DOCUMENT PASSAGE: Begin

Judge David Johnson misses March. Back then he hadn't seen this worthless movie.
Our review of Miss March (Blu-Ray), published August 10th, 2009, is also available.
What's another word for hate? Something stronger, harsher, and more malevolent in its revulsion, a descriptor that elicits feelings of extreme fury, betrayal, and soul-consuming loathing. Whatever that word is, please insert it into the following sentence: "I ________ this movie."
This glorified Playboy commercial will offer you zero laughs, just a relentless onslaught of contrived, gross-out insipidness with characters who are as likable as the Khmer Rouge.
Facts of the Case
Two friends, Tucker and Eugene, have grown up with differing approaches to women. Since discovering his first Playboy, Tucker has thought of nothing but sex and Playboy (Miss March brought to you by Playboy!), encouraging his friend Eugene to embrace carnal debauchery and forgo his pledge of abstinence with his girlfriend.

DOCUMENT PASSAGE: End
MATERIAL SUPPLIED: Begin

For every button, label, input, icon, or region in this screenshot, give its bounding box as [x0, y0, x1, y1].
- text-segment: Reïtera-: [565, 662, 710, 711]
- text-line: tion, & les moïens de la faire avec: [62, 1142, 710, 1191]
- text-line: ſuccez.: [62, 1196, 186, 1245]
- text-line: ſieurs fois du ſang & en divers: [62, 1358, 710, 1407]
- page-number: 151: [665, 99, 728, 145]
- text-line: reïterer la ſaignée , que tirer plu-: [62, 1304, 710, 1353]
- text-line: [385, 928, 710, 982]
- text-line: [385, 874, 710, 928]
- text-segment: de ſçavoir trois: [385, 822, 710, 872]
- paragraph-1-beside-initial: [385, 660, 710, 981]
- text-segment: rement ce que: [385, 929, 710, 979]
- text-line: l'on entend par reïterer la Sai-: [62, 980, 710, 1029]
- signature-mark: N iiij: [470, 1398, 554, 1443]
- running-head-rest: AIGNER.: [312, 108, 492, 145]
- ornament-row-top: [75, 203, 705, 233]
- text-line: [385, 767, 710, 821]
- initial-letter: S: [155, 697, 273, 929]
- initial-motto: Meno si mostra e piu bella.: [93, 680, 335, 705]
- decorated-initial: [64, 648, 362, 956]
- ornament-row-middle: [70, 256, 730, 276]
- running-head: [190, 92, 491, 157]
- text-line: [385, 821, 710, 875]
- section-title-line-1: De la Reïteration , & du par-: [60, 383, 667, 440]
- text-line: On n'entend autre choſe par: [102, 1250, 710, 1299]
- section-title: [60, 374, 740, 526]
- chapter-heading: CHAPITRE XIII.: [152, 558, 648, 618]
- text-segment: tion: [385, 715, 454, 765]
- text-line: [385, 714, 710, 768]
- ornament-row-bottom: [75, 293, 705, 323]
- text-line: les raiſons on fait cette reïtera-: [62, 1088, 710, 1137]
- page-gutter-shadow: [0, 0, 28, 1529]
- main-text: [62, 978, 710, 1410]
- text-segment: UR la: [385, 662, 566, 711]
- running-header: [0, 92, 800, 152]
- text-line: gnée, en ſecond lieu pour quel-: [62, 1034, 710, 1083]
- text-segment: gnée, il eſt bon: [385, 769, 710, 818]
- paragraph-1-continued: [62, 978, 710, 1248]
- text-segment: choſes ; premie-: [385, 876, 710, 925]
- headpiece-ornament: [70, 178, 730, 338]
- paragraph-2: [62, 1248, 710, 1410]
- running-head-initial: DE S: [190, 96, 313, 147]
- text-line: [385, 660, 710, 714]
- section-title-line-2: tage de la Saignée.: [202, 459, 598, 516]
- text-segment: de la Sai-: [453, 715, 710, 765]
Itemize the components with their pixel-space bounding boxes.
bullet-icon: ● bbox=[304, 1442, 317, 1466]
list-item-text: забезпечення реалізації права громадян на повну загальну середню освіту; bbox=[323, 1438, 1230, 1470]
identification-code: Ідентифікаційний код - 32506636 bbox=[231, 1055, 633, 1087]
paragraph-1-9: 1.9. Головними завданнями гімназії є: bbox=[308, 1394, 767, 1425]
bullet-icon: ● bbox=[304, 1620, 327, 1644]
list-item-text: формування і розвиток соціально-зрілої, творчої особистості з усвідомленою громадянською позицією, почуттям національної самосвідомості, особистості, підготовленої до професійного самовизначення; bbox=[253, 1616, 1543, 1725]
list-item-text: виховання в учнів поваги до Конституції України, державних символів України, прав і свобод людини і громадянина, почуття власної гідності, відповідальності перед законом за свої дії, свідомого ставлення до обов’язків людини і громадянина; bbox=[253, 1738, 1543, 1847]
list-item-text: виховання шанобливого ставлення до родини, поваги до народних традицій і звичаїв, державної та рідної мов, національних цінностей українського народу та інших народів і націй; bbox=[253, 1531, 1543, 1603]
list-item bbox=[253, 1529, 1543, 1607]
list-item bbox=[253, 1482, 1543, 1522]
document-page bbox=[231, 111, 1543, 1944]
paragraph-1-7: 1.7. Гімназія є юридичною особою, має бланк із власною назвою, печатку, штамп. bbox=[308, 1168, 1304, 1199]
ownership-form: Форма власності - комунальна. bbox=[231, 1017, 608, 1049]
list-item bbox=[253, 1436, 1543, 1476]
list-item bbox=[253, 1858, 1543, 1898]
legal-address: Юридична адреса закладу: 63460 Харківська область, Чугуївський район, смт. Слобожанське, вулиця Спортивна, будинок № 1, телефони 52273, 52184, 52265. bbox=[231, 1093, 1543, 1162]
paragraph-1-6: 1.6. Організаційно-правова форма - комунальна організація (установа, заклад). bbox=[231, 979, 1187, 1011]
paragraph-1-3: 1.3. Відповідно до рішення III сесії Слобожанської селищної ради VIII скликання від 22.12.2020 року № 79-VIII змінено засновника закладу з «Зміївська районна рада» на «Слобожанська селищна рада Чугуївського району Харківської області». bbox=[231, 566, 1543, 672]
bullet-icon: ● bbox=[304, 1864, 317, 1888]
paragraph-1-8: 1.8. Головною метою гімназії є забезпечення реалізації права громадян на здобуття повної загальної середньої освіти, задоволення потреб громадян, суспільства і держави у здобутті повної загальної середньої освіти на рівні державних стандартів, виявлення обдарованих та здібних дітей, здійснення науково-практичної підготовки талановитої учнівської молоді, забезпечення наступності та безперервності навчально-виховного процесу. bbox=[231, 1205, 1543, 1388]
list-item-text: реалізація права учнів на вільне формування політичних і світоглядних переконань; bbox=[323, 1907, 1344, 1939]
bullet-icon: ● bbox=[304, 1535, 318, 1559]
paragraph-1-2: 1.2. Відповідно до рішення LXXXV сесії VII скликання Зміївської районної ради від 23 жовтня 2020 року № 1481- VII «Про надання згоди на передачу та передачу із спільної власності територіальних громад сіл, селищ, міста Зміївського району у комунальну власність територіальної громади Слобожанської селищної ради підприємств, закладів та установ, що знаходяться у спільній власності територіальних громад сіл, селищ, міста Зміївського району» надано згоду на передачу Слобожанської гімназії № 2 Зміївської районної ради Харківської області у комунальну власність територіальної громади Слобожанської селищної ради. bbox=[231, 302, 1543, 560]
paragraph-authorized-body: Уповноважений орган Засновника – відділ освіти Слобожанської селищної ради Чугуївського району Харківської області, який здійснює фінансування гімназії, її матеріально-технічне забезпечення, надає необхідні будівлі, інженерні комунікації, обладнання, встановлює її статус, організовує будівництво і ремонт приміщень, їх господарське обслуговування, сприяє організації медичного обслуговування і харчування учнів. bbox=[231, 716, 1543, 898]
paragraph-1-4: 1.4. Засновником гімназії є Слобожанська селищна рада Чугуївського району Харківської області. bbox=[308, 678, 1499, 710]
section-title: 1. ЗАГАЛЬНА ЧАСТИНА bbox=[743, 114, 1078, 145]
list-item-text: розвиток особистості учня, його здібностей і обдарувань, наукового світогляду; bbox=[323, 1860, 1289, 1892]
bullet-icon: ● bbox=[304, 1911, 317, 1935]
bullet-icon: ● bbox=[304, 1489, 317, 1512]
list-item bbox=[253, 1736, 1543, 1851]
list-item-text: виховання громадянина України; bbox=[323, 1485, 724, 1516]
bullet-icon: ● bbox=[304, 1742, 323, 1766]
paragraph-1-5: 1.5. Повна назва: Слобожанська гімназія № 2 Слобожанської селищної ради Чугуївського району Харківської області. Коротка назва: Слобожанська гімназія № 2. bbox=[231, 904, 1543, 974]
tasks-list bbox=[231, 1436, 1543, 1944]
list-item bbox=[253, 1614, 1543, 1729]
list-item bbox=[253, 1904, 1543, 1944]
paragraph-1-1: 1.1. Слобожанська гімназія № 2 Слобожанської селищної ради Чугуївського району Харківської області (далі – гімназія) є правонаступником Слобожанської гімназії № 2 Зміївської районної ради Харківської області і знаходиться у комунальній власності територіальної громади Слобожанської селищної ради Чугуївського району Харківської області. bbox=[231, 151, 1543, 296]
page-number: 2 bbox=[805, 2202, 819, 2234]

MATERIAL SUPPLIED: End

▸ WHAT YOU NEED TO DO
A. From the Miss March review, list the feelings that the reviewer says the stronger word for hate should bring out.
B. Write out the part of the Miss March review starting at "Our review of" and ending at "the Khmer Rouge.".

▸ RESPONSES IN ORDER
A.
- extreme fury
- betrayal
- soul-consuming loathing

B.
Our review of Miss March (Blu-Ray), published August 10th, 2009, is also available.
What's another word for hate? Something stronger, harsher, and more malevolent in its revulsion, a descriptor that elicits feelings of extreme fury, betrayal, and soul-consuming loathing. Whatever that word is, please insert it into the following sentence: "I ________ this movie."
This glorified Playboy commercial will offer you zero laughs, just a relentless onslaught of contrived, gross-out insipidness with characters who are as likable as the Khmer Rouge.